* _Written exercise_
Please write out the complete listing that follows, exactly as it reads.
────────
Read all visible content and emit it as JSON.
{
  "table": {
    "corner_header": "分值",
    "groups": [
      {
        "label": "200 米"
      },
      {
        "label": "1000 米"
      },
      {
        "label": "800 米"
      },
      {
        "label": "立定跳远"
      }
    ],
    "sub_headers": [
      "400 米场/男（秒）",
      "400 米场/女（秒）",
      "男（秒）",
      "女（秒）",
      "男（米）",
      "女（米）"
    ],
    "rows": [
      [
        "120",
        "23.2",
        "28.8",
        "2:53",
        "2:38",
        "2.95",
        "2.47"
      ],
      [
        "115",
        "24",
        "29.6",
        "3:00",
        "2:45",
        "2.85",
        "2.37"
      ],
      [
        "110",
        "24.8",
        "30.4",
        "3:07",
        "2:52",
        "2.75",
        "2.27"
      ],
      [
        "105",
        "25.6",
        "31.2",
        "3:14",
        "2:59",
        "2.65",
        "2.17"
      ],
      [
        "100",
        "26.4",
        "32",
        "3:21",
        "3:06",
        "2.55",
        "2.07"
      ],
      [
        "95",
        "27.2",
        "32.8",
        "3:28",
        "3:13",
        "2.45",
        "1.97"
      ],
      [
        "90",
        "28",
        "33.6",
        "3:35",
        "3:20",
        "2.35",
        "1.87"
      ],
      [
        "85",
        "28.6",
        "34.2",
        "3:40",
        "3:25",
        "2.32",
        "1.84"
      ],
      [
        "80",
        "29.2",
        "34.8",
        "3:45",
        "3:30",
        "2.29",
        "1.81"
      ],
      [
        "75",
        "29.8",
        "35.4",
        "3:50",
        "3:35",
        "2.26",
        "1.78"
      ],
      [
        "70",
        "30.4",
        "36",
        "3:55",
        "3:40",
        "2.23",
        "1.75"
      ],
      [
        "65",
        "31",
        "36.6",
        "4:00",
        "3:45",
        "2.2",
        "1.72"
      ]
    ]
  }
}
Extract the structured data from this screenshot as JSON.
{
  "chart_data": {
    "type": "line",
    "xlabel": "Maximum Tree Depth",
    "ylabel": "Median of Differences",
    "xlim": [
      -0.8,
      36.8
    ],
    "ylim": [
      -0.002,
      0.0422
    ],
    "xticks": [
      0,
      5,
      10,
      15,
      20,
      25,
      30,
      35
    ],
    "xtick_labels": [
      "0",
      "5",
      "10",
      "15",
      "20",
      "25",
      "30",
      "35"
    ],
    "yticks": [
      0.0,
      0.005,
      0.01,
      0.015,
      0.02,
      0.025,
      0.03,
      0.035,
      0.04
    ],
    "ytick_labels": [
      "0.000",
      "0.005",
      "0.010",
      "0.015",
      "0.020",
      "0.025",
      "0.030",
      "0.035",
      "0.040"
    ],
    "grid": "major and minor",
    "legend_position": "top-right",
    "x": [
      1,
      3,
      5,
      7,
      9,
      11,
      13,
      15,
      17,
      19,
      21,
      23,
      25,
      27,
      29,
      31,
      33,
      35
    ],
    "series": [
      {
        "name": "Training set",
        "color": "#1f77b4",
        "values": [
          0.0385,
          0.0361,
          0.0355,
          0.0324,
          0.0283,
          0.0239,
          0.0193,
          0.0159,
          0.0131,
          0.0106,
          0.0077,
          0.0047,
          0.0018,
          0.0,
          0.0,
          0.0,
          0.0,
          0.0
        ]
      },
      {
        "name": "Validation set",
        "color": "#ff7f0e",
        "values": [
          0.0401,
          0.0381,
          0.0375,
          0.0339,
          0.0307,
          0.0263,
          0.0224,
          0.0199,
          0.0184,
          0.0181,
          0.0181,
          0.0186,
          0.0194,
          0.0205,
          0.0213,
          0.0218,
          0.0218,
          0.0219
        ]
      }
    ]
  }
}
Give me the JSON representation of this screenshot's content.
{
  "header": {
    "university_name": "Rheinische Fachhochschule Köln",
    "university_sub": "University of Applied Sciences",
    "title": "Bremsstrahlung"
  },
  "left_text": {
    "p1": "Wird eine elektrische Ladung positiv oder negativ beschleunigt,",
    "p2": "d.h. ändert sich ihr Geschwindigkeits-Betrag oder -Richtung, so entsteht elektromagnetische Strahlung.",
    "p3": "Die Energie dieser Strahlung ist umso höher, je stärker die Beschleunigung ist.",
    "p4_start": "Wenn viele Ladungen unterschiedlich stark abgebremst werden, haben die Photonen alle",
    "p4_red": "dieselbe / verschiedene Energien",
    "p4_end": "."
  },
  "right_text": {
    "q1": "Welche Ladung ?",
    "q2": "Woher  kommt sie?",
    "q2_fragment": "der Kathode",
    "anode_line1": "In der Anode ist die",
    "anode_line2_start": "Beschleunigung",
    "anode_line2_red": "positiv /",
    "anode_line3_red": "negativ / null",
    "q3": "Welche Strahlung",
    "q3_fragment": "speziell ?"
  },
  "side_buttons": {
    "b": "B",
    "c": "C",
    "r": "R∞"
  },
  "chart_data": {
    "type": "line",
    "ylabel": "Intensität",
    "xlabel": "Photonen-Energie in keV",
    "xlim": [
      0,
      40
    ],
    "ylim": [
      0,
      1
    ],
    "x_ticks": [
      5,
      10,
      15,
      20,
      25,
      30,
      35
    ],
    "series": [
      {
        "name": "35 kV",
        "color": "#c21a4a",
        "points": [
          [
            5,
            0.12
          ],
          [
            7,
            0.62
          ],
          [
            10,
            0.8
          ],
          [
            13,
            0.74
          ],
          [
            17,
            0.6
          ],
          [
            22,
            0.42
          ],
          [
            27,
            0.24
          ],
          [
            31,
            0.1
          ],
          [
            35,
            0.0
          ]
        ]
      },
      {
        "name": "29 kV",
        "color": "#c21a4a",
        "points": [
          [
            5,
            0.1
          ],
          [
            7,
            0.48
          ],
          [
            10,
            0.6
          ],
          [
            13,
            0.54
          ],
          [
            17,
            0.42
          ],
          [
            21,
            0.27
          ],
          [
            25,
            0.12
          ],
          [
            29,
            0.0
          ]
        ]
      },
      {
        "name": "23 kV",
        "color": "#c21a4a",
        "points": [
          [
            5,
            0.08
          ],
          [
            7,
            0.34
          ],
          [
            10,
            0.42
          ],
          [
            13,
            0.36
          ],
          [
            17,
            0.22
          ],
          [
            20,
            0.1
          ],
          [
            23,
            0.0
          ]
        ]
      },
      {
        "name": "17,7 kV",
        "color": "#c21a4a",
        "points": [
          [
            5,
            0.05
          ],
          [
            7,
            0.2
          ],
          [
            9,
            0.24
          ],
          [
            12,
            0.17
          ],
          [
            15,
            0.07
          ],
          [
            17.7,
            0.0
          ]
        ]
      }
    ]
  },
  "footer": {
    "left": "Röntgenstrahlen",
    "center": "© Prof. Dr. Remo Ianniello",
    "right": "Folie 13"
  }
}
────────
* _Response_
Read all visible content and emit it as JSON.
{
  "table": {
    "corner_header": "分值",
    "groups": [
      {
        "label": "200 米"
      },
      {
        "label": "1000 米"
      },
      {
        "label": "800 米"
      },
      {
        "label": "立定跳远"
      }
    ],
    "sub_headers": [
      "400 米场/男（秒）",
      "400 米场/女（秒）",
      "男（秒）",
      "女（秒）",
      "男（米）",
      "女（米）"
    ],
    "rows": [
      [
        "120",
        "23.2",
        "28.8",
        "2:53",
        "2:38",
        "2.95",
        "2.47"
      ],
      [
        "115",
        "24",
        "29.6",
        "3:00",
        "2:45",
        "2.85",
        "2.37"
      ],
      [
        "110",
        "24.8",
        "30.4",
        "3:07",
        "2:52",
        "2.75",
        "2.27"
      ],
      [
        "105",
        "25.6",
        "31.2",
        "3:14",
        "2:59",
        "2.65",
        "2.17"
      ],
      [
        "100",
        "26.4",
        "32",
        "3:21",
        "3:06",
        "2.55",
        "2.07"
      ],
      [
        "95",
        "27.2",
        "32.8",
        "3:28",
        "3:13",
        "2.45",
        "1.97"
      ],
      [
        "90",
        "28",
        "33.6",
        "3:35",
        "3:20",
        "2.35",
        "1.87"
      ],
      [
        "85",
        "28.6",
        "34.2",
        "3:40",
        "3:25",
        "2.32",
        "1.84"
      ],
      [
        "80",
        "29.2",
        "34.8",
        "3:45",
        "3:30",
        "2.29",
        "1.81"
      ],
      [
        "75",
        "29.8",
        "35.4",
        "3:50",
        "3:35",
        "2.26",
        "1.78"
      ],
      [
        "70",
        "30.4",
        "36",
        "3:55",
        "3:40",
        "2.23",
        "1.75"
      ],
      [
        "65",
        "31",
        "36.6",
        "4:00",
        "3:45",
        "2.2",
        "1.72"
      ]
    ]
  }
}
Extract the structured data from this screenshot as JSON.
{
  "chart_data": {
    "type": "line",
    "xlabel": "Maximum Tree Depth",
    "ylabel": "Median of Differences",
    "xlim": [
      -0.8,
      36.8
    ],
    "ylim": [
      -0.002,
      0.0422
    ],
    "xticks": [
      0,
      5,
      10,
      15,
      20,
      25,
      30,
      35
    ],
    "xtick_labels": [
      "0",
      "5",
      "10",
      "15",
      "20",
      "25",
      "30",
      "35"
    ],
    "yticks": [
      0.0,
      0.005,
      0.01,
      0.015,
      0.02,
      0.025,
      0.03,
      0.035,
      0.04
    ],
    "ytick_labels": [
      "0.000",
      "0.005",
      "0.010",
      "0.015",
      "0.020",
      "0.025",
      "0.030",
      "0.035",
      "0.040"
    ],
    "grid": "major and minor",
    "legend_position": "top-right",
    "x": [
      1,
      3,
      5,
      7,
      9,
      11,
      13,
      15,
      17,
      19,
      21,
      23,
      25,
      27,
      29,
      31,
      33,
      35
    ],
    "series": [
      {
        "name": "Training set",
        "color": "#1f77b4",
        "values": [
          0.0385,
          0.0361,
          0.0355,
          0.0324,
          0.0283,
          0.0239,
          0.0193,
          0.0159,
          0.0131,
          0.0106,
          0.0077,
          0.0047,
          0.0018,
          0.0,
          0.0,
          0.0,
          0.0,
          0.0
        ]
      },
      {
        "name": "Validation set",
        "color": "#ff7f0e",
        "values": [
          0.0401,
          0.0381,
          0.0375,
          0.0339,
          0.0307,
          0.0263,
          0.0224,
          0.0199,
          0.0184,
          0.0181,
          0.0181,
          0.0186,
          0.0194,
          0.0205,
          0.0213,
          0.0218,
          0.0218,
          0.0219
        ]
      }
    ]
  }
}
Give me the JSON representation of this screenshot's content.
{
  "header": {
    "university_name": "Rheinische Fachhochschule Köln",
    "university_sub": "University of Applied Sciences",
    "title": "Bremsstrahlung"
  },
  "left_text": {
    "p1": "Wird eine elektrische Ladung positiv oder negativ beschleunigt,",
    "p2": "d.h. ändert sich ihr Geschwindigkeits-Betrag oder -Richtung, so entsteht elektromagnetische Strahlung.",
    "p3": "Die Energie dieser Strahlung ist umso höher, je stärker die Beschleunigung ist.",
    "p4_start": "Wenn viele Ladungen unterschiedlich stark abgebremst werden, haben die Photonen alle",
    "p4_red": "dieselbe / verschiedene Energien",
    "p4_end": "."
  },
  "right_text": {
    "q1": "Welche Ladung ?",
    "q2": "Woher  kommt sie?",
    "q2_fragment": "der Kathode",
    "anode_line1": "In der Anode ist die",
    "anode_line2_start": "Beschleunigung",
    "anode_line2_red": "positiv /",
    "anode_line3_red": "negativ / null",
    "q3": "Welche Strahlung",
    "q3_fragment": "speziell ?"
  },
  "side_buttons": {
    "b": "B",
    "c": "C",
    "r": "R∞"
  },
  "chart_data": {
    "type": "line",
    "ylabel": "Intensität",
    "xlabel": "Photonen-Energie in keV",
    "xlim": [
      0,
      40
    ],
    "ylim": [
      0,
      1
    ],
    "x_ticks": [
      5,
      10,
      15,
      20,
      25,
      30,
      35
    ],
    "series": [
      {
        "name": "35 kV",
        "color": "#c21a4a",
        "points": [
          [
            5,
            0.12
          ],
          [
            7,
            0.62
          ],
          [
            10,
            0.8
          ],
          [
            13,
            0.74
          ],
          [
            17,
            0.6
          ],
          [
            22,
            0.42
          ],
          [
            27,
            0.24
          ],
          [
            31,
            0.1
          ],
          [
            35,
            0.0
          ]
        ]
      },
      {
        "name": "29 kV",
        "color": "#c21a4a",
        "points": [
          [
            5,
            0.1
          ],
          [
            7,
            0.48
          ],
          [
            10,
            0.6
          ],
          [
            13,
            0.54
          ],
          [
            17,
            0.42
          ],
          [
            21,
            0.27
          ],
          [
            25,
            0.12
          ],
          [
            29,
            0.0
          ]
        ]
      },
      {
        "name": "23 kV",
        "color": "#c21a4a",
        "points": [
          [
            5,
            0.08
          ],
          [
            7,
            0.34
          ],
          [
            10,
            0.42
          ],
          [
            13,
            0.36
          ],
          [
            17,
            0.22
          ],
          [
            20,
            0.1
          ],
          [
            23,
            0.0
          ]
        ]
      },
      {
        "name": "17,7 kV",
        "color": "#c21a4a",
        "points": [
          [
            5,
            0.05
          ],
          [
            7,
            0.2
          ],
          [
            9,
            0.24
          ],
          [
            12,
            0.17
          ],
          [
            15,
            0.07
          ],
          [
            17.7,
            0.0
          ]
        ]
      }
    ]
  },
  "footer": {
    "left": "Röntgenstrahlen",
    "center": "© Prof. Dr. Remo Ianniello",
    "right": "Folie 13"
  }
}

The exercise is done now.